* START *

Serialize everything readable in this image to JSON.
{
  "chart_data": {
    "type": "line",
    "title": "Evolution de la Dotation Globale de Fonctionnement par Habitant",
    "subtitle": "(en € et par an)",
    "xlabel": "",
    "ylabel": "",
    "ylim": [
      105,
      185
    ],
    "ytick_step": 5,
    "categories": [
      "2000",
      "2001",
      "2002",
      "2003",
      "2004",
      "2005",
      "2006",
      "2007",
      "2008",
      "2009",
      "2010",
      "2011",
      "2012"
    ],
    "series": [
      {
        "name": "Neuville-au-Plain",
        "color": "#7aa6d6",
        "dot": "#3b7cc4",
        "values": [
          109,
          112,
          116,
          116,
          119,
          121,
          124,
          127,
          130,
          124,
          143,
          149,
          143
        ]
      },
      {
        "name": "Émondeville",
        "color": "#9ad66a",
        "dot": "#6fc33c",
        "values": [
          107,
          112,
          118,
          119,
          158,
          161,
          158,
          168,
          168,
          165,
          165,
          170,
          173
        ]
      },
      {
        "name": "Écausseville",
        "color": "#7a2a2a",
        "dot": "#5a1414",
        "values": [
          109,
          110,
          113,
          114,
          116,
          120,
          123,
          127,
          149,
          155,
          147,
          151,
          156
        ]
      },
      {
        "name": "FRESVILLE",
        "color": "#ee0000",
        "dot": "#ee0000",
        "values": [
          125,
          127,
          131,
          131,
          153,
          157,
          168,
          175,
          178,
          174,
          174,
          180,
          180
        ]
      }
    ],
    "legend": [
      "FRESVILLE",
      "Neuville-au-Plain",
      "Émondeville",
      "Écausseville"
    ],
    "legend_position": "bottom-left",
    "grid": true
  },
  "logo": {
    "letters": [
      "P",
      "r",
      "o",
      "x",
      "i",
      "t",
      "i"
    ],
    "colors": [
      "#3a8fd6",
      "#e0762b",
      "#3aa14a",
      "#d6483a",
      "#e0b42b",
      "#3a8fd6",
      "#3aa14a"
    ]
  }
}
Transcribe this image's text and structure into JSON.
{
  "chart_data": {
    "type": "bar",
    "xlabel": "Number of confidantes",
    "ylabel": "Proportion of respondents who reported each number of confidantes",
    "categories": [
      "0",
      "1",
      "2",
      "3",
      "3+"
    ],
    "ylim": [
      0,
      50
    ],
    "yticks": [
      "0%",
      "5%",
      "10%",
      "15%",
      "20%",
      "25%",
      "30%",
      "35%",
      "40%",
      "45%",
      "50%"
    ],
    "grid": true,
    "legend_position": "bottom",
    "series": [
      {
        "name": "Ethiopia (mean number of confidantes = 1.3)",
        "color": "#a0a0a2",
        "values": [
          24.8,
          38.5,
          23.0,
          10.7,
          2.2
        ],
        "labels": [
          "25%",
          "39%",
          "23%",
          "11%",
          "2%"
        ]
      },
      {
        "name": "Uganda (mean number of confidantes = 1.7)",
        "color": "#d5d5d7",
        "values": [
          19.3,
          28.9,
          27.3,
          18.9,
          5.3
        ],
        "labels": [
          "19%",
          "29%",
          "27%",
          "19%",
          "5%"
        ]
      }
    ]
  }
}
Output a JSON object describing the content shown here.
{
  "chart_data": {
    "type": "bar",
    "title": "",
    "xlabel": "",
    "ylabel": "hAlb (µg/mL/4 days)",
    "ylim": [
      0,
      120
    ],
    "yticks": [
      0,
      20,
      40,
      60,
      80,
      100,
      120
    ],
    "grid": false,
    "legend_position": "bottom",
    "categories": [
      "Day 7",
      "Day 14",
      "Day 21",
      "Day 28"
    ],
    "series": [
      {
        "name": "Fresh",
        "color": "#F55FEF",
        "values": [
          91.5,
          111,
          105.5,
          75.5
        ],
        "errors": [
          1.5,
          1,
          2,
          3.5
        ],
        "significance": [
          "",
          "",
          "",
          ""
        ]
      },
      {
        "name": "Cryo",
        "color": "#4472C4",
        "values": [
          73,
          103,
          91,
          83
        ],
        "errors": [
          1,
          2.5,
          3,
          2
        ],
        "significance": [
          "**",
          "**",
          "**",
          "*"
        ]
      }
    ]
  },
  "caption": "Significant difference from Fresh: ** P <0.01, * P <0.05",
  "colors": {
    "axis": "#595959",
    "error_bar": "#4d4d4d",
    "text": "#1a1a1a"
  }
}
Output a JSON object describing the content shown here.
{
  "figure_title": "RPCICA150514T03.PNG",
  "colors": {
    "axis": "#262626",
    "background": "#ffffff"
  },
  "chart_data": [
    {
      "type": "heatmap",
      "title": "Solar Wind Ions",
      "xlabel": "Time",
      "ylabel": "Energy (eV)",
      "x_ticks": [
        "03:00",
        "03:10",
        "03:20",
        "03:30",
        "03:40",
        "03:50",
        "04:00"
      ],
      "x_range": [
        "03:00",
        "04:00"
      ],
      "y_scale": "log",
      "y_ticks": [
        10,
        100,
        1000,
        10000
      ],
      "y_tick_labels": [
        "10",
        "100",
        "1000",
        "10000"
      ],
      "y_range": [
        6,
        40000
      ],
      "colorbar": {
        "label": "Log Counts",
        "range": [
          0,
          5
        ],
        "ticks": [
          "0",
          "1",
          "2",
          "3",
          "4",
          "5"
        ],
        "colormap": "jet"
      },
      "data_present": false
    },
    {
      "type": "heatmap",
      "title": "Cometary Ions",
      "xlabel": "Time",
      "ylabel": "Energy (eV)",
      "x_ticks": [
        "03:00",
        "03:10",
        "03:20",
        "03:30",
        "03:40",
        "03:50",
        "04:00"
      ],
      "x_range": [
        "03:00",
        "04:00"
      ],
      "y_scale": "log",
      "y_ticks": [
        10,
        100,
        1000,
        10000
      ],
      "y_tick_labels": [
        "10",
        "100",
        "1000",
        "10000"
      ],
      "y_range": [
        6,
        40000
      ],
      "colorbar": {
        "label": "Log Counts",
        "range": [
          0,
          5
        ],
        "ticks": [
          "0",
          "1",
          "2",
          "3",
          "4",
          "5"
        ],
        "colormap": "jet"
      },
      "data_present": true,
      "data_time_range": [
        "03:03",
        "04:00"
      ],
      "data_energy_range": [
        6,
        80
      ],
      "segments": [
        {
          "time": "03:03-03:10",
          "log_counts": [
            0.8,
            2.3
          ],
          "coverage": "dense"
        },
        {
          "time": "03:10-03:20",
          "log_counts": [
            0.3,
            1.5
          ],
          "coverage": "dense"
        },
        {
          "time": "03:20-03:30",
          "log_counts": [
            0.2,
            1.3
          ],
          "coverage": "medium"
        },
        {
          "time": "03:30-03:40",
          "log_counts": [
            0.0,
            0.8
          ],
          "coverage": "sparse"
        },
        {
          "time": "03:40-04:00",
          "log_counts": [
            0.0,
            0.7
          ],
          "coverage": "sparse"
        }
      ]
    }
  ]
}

* END *

Copy out each record, keeping every word as it is.

Task solution:
Serialize everything readable in this image to JSON.
{
  "chart_data": {
    "type": "line",
    "title": "Evolution de la Dotation Globale de Fonctionnement par Habitant",
    "subtitle": "(en € et par an)",
    "xlabel": "",
    "ylabel": "",
    "ylim": [
      105,
      185
    ],
    "ytick_step": 5,
    "categories": [
      "2000",
      "2001",
      "2002",
      "2003",
      "2004",
      "2005",
      "2006",
      "2007",
      "2008",
      "2009",
      "2010",
      "2011",
      "2012"
    ],
    "series": [
      {
        "name": "Neuville-au-Plain",
        "color": "#7aa6d6",
        "dot": "#3b7cc4",
        "values": [
          109,
          112,
          116,
          116,
          119,
          121,
          124,
          127,
          130,
          124,
          143,
          149,
          143
        ]
      },
      {
        "name": "Émondeville",
        "color": "#9ad66a",
        "dot": "#6fc33c",
        "values": [
          107,
          112,
          118,
          119,
          158,
          161,
          158,
          168,
          168,
          165,
          165,
          170,
          173
        ]
      },
      {
        "name": "Écausseville",
        "color": "#7a2a2a",
        "dot": "#5a1414",
        "values": [
          109,
          110,
          113,
          114,
          116,
          120,
          123,
          127,
          149,
          155,
          147,
          151,
          156
        ]
      },
      {
        "name": "FRESVILLE",
        "color": "#ee0000",
        "dot": "#ee0000",
        "values": [
          125,
          127,
          131,
          131,
          153,
          157,
          168,
          175,
          178,
          174,
          174,
          180,
          180
        ]
      }
    ],
    "legend": [
      "FRESVILLE",
      "Neuville-au-Plain",
      "Émondeville",
      "Écausseville"
    ],
    "legend_position": "bottom-left",
    "grid": true
  },
  "logo": {
    "letters": [
      "P",
      "r",
      "o",
      "x",
      "i",
      "t",
      "i"
    ],
    "colors": [
      "#3a8fd6",
      "#e0762b",
      "#3aa14a",
      "#d6483a",
      "#e0b42b",
      "#3a8fd6",
      "#3aa14a"
    ]
  }
}
Transcribe this image's text and structure into JSON.
{
  "chart_data": {
    "type": "bar",
    "xlabel": "Number of confidantes",
    "ylabel": "Proportion of respondents who reported each number of confidantes",
    "categories": [
      "0",
      "1",
      "2",
      "3",
      "3+"
    ],
    "ylim": [
      0,
      50
    ],
    "yticks": [
      "0%",
      "5%",
      "10%",
      "15%",
      "20%",
      "25%",
      "30%",
      "35%",
      "40%",
      "45%",
      "50%"
    ],
    "grid": true,
    "legend_position": "bottom",
    "series": [
      {
        "name": "Ethiopia (mean number of confidantes = 1.3)",
        "color": "#a0a0a2",
        "values": [
          24.8,
          38.5,
          23.0,
          10.7,
          2.2
        ],
        "labels": [
          "25%",
          "39%",
          "23%",
          "11%",
          "2%"
        ]
      },
      {
        "name": "Uganda (mean number of confidantes = 1.7)",
        "color": "#d5d5d7",
        "values": [
          19.3,
          28.9,
          27.3,
          18.9,
          5.3
        ],
        "labels": [
          "19%",
          "29%",
          "27%",
          "19%",
          "5%"
        ]
      }
    ]
  }
}
Output a JSON object describing the content shown here.
{
  "chart_data": {
    "type": "bar",
    "title": "",
    "xlabel": "",
    "ylabel": "hAlb (µg/mL/4 days)",
    "ylim": [
      0,
      120
    ],
    "yticks": [
      0,
      20,
      40,
      60,
      80,
      100,
      120
    ],
    "grid": false,
    "legend_position": "bottom",
    "categories": [
      "Day 7",
      "Day 14",
      "Day 21",
      "Day 28"
    ],
    "series": [
      {
        "name": "Fresh",
        "color": "#F55FEF",
        "values": [
          91.5,
          111,
          105.5,
          75.5
        ],
        "errors": [
          1.5,
          1,
          2,
          3.5
        ],
        "significance": [
          "",
          "",
          "",
          ""
        ]
      },
      {
        "name": "Cryo",
        "color": "#4472C4",
        "values": [
          73,
          103,
          91,
          83
        ],
        "errors": [
          1,
          2.5,
          3,
          2
        ],
        "significance": [
          "**",
          "**",
          "**",
          "*"
        ]
      }
    ]
  },
  "caption": "Significant difference from Fresh: ** P <0.01, * P <0.05",
  "colors": {
    "axis": "#595959",
    "error_bar": "#4d4d4d",
    "text": "#1a1a1a"
  }
}
Output a JSON object describing the content shown here.
{
  "figure_title": "RPCICA150514T03.PNG",
  "colors": {
    "axis": "#262626",
    "background": "#ffffff"
  },
  "chart_data": [
    {
      "type": "heatmap",
      "title": "Solar Wind Ions",
      "xlabel": "Time",
      "ylabel": "Energy (eV)",
      "x_ticks": [
        "03:00",
        "03:10",
        "03:20",
        "03:30",
        "03:40",
        "03:50",
        "04:00"
      ],
      "x_range": [
        "03:00",
        "04:00"
      ],
      "y_scale": "log",
      "y_ticks": [
        10,
        100,
        1000,
        10000
      ],
      "y_tick_labels": [
        "10",
        "100",
        "1000",
        "10000"
      ],
      "y_range": [
        6,
        40000
      ],
      "colorbar": {
        "label": "Log Counts",
        "range": [
          0,
          5
        ],
        "ticks": [
          "0",
          "1",
          "2",
          "3",
          "4",
          "5"
        ],
        "colormap": "jet"
      },
      "data_present": false
    },
    {
      "type": "heatmap",
      "title": "Cometary Ions",
      "xlabel": "Time",
      "ylabel": "Energy (eV)",
      "x_ticks": [
        "03:00",
        "03:10",
        "03:20",
        "03:30",
        "03:40",
        "03:50",
        "04:00"
      ],
      "x_range": [
        "03:00",
        "04:00"
      ],
      "y_scale": "log",
      "y_ticks": [
        10,
        100,
        1000,
        10000
      ],
      "y_tick_labels": [
        "10",
        "100",
        "1000",
        "10000"
      ],
      "y_range": [
        6,
        40000
      ],
      "colorbar": {
        "label": "Log Counts",
        "range": [
          0,
          5
        ],
        "ticks": [
          "0",
          "1",
          "2",
          "3",
          "4",
          "5"
        ],
        "colormap": "jet"
      },
      "data_present": true,
      "data_time_range": [
        "03:03",
        "04:00"
      ],
      "data_energy_range": [
        6,
        80
      ],
      "segments": [
        {
          "time": "03:03-03:10",
          "log_counts": [
            0.8,
            2.3
          ],
          "coverage": "dense"
        },
        {
          "time": "03:10-03:20",
          "log_counts": [
            0.3,
            1.5
          ],
          "coverage": "dense"
        },
        {
          "time": "03:20-03:30",
          "log_counts": [
            0.2,
            1.3
          ],
          "coverage": "medium"
        },
        {
          "time": "03:30-03:40",
          "log_counts": [
            0.0,
            0.8
          ],
          "coverage": "sparse"
        },
        {
          "time": "03:40-04:00",
          "log_counts": [
            0.0,
            0.7
          ],
          "coverage": "sparse"
        }
      ]
    }
  ]
}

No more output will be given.